EXERCISE: Could you copy, word for word, only the lines from the one containing "Read all visible content and emit it as JSON." through the last line of the records below, both included?

..........

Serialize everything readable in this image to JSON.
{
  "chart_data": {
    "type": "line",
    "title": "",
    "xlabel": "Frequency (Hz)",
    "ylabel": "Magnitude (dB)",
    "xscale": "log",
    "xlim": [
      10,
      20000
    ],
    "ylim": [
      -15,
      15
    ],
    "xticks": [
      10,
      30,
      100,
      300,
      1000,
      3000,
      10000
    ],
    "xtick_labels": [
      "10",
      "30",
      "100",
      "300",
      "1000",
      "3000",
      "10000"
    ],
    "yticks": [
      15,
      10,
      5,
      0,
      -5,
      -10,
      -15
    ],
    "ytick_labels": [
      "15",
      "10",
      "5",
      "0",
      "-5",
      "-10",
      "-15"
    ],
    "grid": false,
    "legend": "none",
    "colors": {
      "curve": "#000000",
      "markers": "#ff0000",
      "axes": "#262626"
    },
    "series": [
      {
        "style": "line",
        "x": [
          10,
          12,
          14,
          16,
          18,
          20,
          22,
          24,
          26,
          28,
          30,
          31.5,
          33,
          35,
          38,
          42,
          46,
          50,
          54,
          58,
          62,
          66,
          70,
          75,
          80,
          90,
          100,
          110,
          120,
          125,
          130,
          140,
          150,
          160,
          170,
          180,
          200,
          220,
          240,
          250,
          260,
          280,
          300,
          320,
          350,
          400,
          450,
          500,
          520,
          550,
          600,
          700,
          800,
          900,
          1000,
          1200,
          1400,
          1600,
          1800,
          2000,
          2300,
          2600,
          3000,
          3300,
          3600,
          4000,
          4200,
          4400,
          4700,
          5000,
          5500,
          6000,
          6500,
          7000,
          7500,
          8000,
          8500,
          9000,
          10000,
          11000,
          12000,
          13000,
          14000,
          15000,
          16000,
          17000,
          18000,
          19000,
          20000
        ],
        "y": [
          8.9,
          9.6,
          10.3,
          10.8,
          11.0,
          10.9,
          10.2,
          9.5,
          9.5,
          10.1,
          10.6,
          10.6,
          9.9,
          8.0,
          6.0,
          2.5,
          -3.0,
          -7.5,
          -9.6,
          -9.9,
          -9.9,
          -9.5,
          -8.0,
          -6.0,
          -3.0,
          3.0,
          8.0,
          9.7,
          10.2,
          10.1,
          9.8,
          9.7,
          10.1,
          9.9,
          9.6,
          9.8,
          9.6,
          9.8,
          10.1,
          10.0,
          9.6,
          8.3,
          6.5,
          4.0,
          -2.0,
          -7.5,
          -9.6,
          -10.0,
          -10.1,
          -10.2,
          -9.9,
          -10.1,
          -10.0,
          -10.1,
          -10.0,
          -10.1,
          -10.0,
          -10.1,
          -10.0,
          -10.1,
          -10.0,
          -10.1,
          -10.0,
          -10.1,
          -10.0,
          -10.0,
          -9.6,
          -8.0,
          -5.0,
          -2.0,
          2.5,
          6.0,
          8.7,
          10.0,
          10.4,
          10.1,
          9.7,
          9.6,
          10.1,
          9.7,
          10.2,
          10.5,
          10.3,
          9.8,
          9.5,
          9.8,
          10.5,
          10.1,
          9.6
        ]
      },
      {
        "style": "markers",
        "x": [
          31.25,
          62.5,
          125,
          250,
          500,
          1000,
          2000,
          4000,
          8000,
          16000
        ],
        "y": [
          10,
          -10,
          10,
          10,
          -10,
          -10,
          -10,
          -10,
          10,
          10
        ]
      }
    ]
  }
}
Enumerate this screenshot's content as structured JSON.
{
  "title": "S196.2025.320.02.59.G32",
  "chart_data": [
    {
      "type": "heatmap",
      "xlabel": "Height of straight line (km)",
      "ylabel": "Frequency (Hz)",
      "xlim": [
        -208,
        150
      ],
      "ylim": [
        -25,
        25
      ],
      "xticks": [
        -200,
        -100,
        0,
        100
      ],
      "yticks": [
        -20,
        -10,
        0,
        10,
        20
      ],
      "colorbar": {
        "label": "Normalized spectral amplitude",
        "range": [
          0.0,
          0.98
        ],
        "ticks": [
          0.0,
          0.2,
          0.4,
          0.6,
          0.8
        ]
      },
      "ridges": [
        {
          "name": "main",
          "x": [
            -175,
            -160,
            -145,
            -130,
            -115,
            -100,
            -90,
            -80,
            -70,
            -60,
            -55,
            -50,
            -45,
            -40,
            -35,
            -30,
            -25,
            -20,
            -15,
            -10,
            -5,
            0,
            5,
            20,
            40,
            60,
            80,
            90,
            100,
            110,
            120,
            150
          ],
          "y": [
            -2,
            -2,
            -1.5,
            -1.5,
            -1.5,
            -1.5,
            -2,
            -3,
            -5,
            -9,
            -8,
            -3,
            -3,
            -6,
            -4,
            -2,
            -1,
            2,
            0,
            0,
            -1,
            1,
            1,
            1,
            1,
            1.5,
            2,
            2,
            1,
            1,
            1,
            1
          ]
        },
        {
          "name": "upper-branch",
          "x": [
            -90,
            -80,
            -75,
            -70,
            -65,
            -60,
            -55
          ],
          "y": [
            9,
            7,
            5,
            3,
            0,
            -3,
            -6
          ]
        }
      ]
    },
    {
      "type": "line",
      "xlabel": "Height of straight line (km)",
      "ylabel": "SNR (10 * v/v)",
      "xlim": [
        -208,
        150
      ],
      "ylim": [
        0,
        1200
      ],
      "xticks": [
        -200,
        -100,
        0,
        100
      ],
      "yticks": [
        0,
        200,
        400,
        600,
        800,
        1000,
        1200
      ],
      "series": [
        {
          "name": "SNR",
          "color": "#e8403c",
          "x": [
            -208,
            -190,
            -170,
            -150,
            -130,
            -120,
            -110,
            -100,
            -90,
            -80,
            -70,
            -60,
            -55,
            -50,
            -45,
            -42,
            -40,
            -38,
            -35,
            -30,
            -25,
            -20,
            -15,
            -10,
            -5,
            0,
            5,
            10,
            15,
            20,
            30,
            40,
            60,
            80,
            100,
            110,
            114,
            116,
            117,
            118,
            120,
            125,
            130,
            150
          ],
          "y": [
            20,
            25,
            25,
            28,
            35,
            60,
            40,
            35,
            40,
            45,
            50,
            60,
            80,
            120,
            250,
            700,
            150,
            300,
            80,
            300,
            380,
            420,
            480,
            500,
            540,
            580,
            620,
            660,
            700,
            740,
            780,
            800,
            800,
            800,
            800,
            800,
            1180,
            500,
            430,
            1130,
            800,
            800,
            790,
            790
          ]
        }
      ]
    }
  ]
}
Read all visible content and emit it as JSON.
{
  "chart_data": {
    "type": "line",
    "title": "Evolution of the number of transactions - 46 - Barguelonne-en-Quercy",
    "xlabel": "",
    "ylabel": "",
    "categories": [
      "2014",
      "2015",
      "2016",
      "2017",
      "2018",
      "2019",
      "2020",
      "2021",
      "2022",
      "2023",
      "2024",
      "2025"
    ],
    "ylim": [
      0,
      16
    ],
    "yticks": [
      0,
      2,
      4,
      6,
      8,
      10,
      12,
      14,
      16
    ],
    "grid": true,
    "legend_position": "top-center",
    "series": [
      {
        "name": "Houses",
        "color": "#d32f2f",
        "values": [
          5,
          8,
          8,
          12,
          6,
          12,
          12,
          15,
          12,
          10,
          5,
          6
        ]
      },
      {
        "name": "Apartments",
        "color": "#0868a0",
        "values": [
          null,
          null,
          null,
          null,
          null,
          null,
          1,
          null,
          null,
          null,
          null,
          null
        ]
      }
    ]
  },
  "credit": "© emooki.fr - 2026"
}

..........

WORKED SOLUTION:
Read all visible content and emit it as JSON.
{
  "chart_data": {
    "type": "line",
    "title": "Evolution of the number of transactions - 46 - Barguelonne-en-Quercy",
    "xlabel": "",
    "ylabel": "",
    "categories": [
      "2014",
      "2015",
      "2016",
      "2017",
      "2018",
      "2019",
      "2020",
      "2021",
      "2022",
      "2023",
      "2024",
      "2025"
    ],
    "ylim": [
      0,
      16
    ],
    "yticks": [
      0,
      2,
      4,
      6,
      8,
      10,
      12,
      14,
      16
    ],
    "grid": true,
    "legend_position": "top-center",
    "series": [
      {
        "name": "Houses",
        "color": "#d32f2f",
        "values": [
          5,
          8,
          8,
          12,
          6,
          12,
          12,
          15,
          12,
          10,
          5,
          6
        ]
      },
      {
        "name": "Apartments",
        "color": "#0868a0",
        "values": [
          null,
          null,
          null,
          null,
          null,
          null,
          1,
          null,
          null,
          null,
          null,
          null
        ]
      }
    ]
  },
  "credit": "© emooki.fr - 2026"
}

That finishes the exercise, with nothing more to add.